#### Problem statement:
Every record that follows should be printed verbatim.

#### Material for this task:

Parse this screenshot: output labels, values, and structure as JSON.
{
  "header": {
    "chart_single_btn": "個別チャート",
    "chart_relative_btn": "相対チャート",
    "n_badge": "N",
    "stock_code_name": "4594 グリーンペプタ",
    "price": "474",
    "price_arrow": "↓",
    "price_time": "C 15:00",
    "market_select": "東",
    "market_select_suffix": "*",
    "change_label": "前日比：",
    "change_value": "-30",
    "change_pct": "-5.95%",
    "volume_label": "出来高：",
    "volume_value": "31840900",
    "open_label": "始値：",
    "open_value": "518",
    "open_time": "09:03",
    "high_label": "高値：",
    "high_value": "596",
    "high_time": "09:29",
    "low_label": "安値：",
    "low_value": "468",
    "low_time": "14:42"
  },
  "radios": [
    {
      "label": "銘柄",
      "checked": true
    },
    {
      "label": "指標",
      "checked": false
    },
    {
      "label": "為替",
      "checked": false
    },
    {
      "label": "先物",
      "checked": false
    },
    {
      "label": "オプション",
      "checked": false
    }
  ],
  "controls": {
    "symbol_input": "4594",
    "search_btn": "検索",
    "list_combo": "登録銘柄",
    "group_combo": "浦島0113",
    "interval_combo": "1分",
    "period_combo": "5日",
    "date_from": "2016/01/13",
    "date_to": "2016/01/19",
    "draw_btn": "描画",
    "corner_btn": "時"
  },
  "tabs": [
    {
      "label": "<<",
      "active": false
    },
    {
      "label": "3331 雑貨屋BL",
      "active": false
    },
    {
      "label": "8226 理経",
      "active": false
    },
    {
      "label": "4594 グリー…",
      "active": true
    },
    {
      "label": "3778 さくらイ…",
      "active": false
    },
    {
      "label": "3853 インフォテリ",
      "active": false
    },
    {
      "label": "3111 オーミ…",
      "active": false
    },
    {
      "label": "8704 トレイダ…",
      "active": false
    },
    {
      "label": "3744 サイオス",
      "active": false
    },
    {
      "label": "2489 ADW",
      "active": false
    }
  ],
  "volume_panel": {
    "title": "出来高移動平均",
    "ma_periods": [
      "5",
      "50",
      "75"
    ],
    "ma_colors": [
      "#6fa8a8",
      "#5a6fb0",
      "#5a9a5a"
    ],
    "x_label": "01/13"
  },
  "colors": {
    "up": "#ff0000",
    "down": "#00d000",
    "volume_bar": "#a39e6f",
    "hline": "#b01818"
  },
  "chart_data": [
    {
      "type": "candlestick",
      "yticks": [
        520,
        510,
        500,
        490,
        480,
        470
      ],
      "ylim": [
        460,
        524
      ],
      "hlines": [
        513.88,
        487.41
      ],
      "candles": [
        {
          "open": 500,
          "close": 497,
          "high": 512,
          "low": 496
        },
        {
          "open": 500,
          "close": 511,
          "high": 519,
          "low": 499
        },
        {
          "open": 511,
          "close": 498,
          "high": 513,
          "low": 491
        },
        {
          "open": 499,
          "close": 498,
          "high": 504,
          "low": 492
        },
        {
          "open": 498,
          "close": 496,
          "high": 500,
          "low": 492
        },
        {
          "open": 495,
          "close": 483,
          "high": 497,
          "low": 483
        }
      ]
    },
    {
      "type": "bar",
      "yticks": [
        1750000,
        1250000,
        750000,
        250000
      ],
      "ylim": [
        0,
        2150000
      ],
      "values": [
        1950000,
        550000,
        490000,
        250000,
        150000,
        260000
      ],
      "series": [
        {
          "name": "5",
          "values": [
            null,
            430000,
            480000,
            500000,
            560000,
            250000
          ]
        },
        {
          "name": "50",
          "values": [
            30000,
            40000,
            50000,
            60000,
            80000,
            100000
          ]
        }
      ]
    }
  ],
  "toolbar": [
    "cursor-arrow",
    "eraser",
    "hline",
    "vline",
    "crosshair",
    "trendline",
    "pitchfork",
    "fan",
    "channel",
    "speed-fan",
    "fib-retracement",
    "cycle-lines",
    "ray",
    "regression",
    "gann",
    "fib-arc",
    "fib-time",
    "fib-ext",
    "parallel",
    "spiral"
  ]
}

#### Expected answer:
Parse this screenshot: output labels, values, and structure as JSON.
{
  "header": {
    "chart_single_btn": "個別チャート",
    "chart_relative_btn": "相対チャート",
    "n_badge": "N",
    "stock_code_name": "4594 グリーンペプタ",
    "price": "474",
    "price_arrow": "↓",
    "price_time": "C 15:00",
    "market_select": "東",
    "market_select_suffix": "*",
    "change_label": "前日比：",
    "change_value": "-30",
    "change_pct": "-5.95%",
    "volume_label": "出来高：",
    "volume_value": "31840900",
    "open_label": "始値：",
    "open_value": "518",
    "open_time": "09:03",
    "high_label": "高値：",
    "high_value": "596",
    "high_time": "09:29",
    "low_label": "安値：",
    "low_value": "468",
    "low_time": "14:42"
  },
  "radios": [
    {
      "label": "銘柄",
      "checked": true
    },
    {
      "label": "指標",
      "checked": false
    },
    {
      "label": "為替",
      "checked": false
    },
    {
      "label": "先物",
      "checked": false
    },
    {
      "label": "オプション",
      "checked": false
    }
  ],
  "controls": {
    "symbol_input": "4594",
    "search_btn": "検索",
    "list_combo": "登録銘柄",
    "group_combo": "浦島0113",
    "interval_combo": "1分",
    "period_combo": "5日",
    "date_from": "2016/01/13",
    "date_to": "2016/01/19",
    "draw_btn": "描画",
    "corner_btn": "時"
  },
  "tabs": [
    {
      "label": "<<",
      "active": false
    },
    {
      "label": "3331 雑貨屋BL",
      "active": false
    },
    {
      "label": "8226 理経",
      "active": false
    },
    {
      "label": "4594 グリー…",
      "active": true
    },
    {
      "label": "3778 さくらイ…",
      "active": false
    },
    {
      "label": "3853 インフォテリ",
      "active": false
    },
    {
      "label": "3111 オーミ…",
      "active": false
    },
    {
      "label": "8704 トレイダ…",
      "active": false
    },
    {
      "label": "3744 サイオス",
      "active": false
    },
    {
      "label": "2489 ADW",
      "active": false
    }
  ],
  "volume_panel": {
    "title": "出来高移動平均",
    "ma_periods": [
      "5",
      "50",
      "75"
    ],
    "ma_colors": [
      "#6fa8a8",
      "#5a6fb0",
      "#5a9a5a"
    ],
    "x_label": "01/13"
  },
  "colors": {
    "up": "#ff0000",
    "down": "#00d000",
    "volume_bar": "#a39e6f",
    "hline": "#b01818"
  },
  "chart_data": [
    {
      "type": "candlestick",
      "yticks": [
        520,
        510,
        500,
        490,
        480,
        470
      ],
      "ylim": [
        460,
        524
      ],
      "hlines": [
        513.88,
        487.41
      ],
      "candles": [
        {
          "open": 500,
          "close": 497,
          "high": 512,
          "low": 496
        },
        {
          "open": 500,
          "close": 511,
          "high": 519,
          "low": 499
        },
        {
          "open": 511,
          "close": 498,
          "high": 513,
          "low": 491
        },
        {
          "open": 499,
          "close": 498,
          "high": 504,
          "low": 492
        },
        {
          "open": 498,
          "close": 496,
          "high": 500,
          "low": 492
        },
        {
          "open": 495,
          "close": 483,
          "high": 497,
          "low": 483
        }
      ]
    },
    {
      "type": "bar",
      "yticks": [
        1750000,
        1250000,
        750000,
        250000
      ],
      "ylim": [
        0,
        2150000
      ],
      "values": [
        1950000,
        550000,
        490000,
        250000,
        150000,
        260000
      ],
      "series": [
        {
          "name": "5",
          "values": [
            null,
            430000,
            480000,
            500000,
            560000,
            250000
          ]
        },
        {
          "name": "50",
          "values": [
            30000,
            40000,
            50000,
            60000,
            80000,
            100000
          ]
        }
      ]
    }
  ],
  "toolbar": [
    "cursor-arrow",
    "eraser",
    "hline",
    "vline",
    "crosshair",
    "trendline",
    "pitchfork",
    "fan",
    "channel",
    "speed-fan",
    "fib-retracement",
    "cycle-lines",
    "ray",
    "regression",
    "gann",
    "fib-arc",
    "fib-time",
    "fib-ext",
    "parallel",
    "spiral"
  ]
}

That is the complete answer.